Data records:
____________

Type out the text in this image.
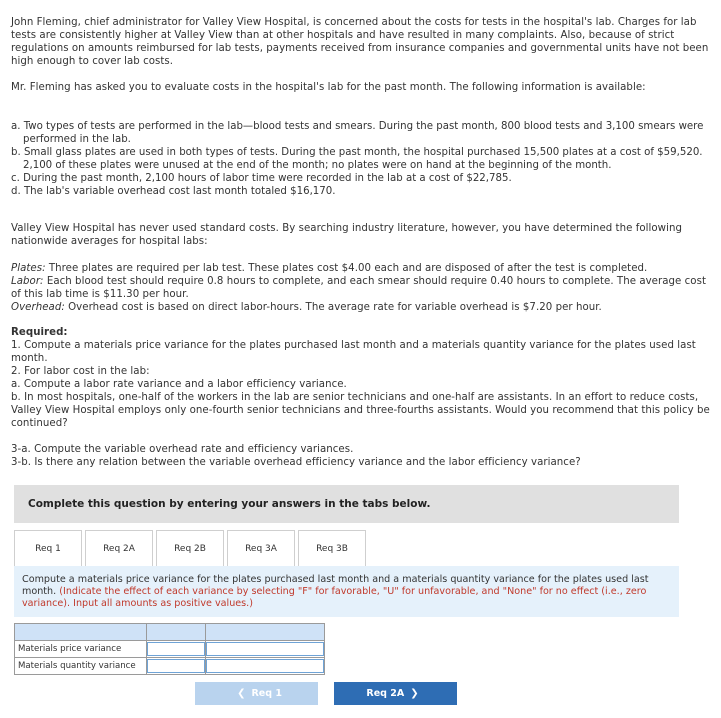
John Fleming, chief administrator for Valley View Hospital, is concerned about the costs for tests in the hospital's lab. Charges for lab tests are consistently higher at Valley View than at other hospitals and have resulted in many complaints. Also, because of strict regulations on amounts reimbursed for lab tests, payments received from insurance companies and governmental units have not been high enough to cover lab costs.

Mr. Fleming has asked you to evaluate costs in the hospital's lab for the past month. The following information is available:

a. Two types of tests are performed in the lab—blood tests and smears. During the past month, 800 blood tests and 3,100 smears were performed in the lab.
b. Small glass plates are used in both types of tests. During the past month, the hospital purchased 15,500 plates at a cost of $59,520. 2,100 of these plates were unused at the end of the month; no plates were on hand at the beginning of the month.
c. During the past month, 2,100 hours of labor time were recorded in the lab at a cost of $22,785.
d. The lab's variable overhead cost last month totaled $16,170.

Valley View Hospital has never used standard costs. By searching industry literature, however, you have determined the following nationwide averages for hospital labs:

Plates: Three plates are required per lab test. These plates cost $4.00 each and are disposed of after the test is completed.

Labor: Each blood test should require 0.8 hours to complete, and each smear should require 0.40 hours to complete. The average cost of this lab time is $11.30 per hour.

Overhead: Overhead cost is based on direct labor-hours. The average rate for variable overhead is $7.20 per hour.

Required:

1. Compute a materials price variance for the plates purchased last month and a materials quantity variance for the plates used last month.

2. For labor cost in the lab:

a. Compute a labor rate variance and a labor efficiency variance.

b. In most hospitals, one-half of the workers in the lab are senior technicians and one-half are assistants. In an effort to reduce costs, Valley View Hospital employs only one-fourth senior technicians and three-fourths assistants. Would you recommend that this policy be continued?

3-a. Compute the variable overhead rate and efficiency variances.

3-b. Is there any relation between the variable overhead efficiency variance and the labor efficiency variance?

Complete this question by entering your answers in the tabs below.
Req 1	Req 2A	Req 2B	Req 3A	Req 3B
Compute a materials price variance for the plates purchased last month and a materials quantity variance for the plates used last month. (Indicate the effect of each variance by selecting "F" for favorable, "U" for unfavorable, and "None" for no effect (i.e., zero variance). Input all amounts as positive values.)

Materials price variance		
Materials quantity variance		
❮ Req 1	Req 2A ❯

____________

THE TASK
Locate the lines above that contain "tests" and copy them.

FULL RESPONSE
John Fleming, chief administrator for Valley View Hospital, is concerned about the costs for tests in the hospital's lab. Charges for lab tests are consistently higher at Valley View than at other hospitals and have resulted in many complaints. Also, because of strict regulations on amounts reimbursed for lab tests, payments received from insurance companies and governmental units have not been high enough to cover lab costs.
a. Two types of tests are performed in the lab—blood tests and smears. During the past month, 800 blood tests and 3,100 smears were performed in the lab.
b. Small glass plates are used in both types of tests. During the past month, the hospital purchased 15,500 plates at a cost of $59,520. 2,100 of these plates were unused at the end of the month; no plates were on hand at the beginning of the month.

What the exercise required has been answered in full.